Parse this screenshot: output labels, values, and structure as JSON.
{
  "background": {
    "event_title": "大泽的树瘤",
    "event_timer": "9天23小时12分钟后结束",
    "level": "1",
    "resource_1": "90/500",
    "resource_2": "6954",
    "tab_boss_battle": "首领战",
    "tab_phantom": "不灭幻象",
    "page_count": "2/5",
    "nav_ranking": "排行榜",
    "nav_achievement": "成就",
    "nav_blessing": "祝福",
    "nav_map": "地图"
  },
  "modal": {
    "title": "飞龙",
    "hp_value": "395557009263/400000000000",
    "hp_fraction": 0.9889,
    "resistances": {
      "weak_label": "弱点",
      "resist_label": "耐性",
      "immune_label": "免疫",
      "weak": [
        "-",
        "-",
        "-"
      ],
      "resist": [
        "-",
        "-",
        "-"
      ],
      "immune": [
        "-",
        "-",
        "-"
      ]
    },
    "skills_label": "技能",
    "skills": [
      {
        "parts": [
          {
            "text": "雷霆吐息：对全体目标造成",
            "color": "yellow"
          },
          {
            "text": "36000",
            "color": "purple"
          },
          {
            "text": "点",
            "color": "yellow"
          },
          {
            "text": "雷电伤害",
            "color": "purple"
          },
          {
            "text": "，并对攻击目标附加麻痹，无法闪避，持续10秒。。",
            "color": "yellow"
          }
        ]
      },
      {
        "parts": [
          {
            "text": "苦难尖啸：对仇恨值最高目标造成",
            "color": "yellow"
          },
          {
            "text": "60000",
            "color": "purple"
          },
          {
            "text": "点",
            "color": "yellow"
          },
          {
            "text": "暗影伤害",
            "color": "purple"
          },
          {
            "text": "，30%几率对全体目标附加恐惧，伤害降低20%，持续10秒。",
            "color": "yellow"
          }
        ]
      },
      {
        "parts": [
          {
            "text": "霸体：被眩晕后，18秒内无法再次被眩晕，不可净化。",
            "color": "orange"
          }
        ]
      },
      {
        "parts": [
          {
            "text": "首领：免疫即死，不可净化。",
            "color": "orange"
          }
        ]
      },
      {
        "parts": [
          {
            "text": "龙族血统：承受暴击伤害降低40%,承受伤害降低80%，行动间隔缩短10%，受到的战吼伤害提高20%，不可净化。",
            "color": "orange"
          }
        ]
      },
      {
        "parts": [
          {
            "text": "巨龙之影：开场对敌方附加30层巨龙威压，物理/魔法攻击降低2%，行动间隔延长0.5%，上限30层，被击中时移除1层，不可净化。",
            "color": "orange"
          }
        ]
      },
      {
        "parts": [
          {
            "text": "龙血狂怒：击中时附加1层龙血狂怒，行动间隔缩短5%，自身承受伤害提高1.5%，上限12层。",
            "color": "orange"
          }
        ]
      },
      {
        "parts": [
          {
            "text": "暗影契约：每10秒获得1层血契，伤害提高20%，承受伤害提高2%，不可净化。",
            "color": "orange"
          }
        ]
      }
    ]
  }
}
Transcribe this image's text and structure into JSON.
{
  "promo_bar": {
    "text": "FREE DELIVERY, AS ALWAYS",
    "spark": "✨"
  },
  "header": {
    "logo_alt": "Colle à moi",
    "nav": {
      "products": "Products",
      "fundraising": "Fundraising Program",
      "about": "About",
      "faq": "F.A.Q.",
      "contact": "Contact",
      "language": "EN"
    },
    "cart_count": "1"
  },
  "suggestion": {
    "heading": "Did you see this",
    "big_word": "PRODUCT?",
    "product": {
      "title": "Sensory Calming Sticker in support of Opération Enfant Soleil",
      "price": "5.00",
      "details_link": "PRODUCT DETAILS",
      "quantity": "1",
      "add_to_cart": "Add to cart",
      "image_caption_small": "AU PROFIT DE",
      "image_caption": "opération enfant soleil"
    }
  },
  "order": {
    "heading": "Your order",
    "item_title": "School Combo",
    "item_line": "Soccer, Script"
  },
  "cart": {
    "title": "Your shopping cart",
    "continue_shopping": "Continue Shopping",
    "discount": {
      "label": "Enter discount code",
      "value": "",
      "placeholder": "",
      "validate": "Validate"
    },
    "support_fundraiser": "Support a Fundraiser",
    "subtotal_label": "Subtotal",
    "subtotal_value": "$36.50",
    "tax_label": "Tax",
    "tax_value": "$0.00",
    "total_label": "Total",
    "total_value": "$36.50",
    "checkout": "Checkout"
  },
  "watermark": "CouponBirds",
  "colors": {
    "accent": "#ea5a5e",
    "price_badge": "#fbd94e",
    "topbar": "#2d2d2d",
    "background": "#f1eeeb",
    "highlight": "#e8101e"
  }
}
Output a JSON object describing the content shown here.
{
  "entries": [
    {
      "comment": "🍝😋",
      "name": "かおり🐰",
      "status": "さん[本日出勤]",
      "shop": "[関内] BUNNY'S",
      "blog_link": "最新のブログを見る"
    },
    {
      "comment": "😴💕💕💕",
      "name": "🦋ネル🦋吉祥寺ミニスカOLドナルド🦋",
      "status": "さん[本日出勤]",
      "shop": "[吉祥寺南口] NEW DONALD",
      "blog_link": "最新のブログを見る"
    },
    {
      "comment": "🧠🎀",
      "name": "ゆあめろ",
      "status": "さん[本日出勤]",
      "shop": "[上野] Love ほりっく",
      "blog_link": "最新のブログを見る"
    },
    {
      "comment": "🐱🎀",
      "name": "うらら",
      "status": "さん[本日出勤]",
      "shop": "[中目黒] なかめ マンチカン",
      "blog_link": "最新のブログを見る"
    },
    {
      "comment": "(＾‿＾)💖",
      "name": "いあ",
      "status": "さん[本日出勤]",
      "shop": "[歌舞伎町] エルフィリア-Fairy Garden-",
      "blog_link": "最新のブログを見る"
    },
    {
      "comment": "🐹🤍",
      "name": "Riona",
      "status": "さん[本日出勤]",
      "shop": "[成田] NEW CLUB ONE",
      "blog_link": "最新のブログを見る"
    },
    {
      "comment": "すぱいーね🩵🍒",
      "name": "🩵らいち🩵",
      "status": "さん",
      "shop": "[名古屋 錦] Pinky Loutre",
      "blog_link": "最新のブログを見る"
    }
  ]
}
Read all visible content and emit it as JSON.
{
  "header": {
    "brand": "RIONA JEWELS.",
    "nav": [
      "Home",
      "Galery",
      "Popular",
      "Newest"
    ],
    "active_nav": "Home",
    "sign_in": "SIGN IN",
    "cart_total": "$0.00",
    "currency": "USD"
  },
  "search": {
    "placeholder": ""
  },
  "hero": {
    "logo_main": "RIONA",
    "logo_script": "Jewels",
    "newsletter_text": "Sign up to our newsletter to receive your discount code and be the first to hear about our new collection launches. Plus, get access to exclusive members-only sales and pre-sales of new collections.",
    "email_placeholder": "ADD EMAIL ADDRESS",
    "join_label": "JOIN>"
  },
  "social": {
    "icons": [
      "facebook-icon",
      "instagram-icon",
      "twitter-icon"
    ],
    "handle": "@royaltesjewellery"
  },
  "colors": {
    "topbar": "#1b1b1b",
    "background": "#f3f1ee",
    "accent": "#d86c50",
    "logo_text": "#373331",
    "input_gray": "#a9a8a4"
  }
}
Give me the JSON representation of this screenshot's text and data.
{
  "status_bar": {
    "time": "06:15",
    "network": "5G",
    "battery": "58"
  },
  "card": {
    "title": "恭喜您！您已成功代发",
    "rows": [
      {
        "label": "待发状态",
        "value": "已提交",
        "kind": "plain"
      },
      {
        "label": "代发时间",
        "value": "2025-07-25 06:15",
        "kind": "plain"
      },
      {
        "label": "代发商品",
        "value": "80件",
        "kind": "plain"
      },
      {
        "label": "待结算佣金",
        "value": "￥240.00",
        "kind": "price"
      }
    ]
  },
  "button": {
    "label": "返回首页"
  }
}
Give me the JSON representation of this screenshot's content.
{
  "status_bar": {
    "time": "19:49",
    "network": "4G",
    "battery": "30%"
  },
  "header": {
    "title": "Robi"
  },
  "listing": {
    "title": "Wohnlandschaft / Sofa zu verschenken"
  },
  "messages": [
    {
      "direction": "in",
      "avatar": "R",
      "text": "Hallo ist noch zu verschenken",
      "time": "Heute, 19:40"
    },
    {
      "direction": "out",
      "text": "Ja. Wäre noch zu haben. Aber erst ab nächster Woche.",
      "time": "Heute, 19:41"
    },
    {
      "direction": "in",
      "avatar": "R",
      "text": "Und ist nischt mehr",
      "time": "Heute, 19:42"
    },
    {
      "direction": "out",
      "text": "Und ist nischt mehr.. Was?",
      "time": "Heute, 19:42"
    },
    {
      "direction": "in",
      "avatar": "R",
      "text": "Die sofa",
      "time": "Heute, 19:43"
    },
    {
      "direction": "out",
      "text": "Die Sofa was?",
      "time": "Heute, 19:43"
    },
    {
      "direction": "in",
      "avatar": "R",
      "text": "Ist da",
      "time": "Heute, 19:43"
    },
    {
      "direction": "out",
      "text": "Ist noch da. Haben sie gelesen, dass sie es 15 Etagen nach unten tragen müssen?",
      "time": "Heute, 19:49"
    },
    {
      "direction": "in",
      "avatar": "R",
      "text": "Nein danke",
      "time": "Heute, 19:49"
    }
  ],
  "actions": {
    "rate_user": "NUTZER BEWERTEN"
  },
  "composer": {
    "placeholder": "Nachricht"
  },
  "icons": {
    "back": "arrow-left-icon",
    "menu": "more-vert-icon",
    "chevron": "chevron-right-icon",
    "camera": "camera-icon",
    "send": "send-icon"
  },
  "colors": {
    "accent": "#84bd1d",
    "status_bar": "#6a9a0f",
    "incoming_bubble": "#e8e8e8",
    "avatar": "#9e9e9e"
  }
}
====
* _AIM_
Check each line above for "this" and return the ones that have it.

* _REPLY TO THE EXERCISE_
Parse this screenshot: output labels, values, and structure as JSON.
Transcribe this image's text and structure into JSON.
    "heading": "Did you see this",
Give me the JSON representation of this screenshot's text and data.
Give me the JSON representation of this screenshot's content.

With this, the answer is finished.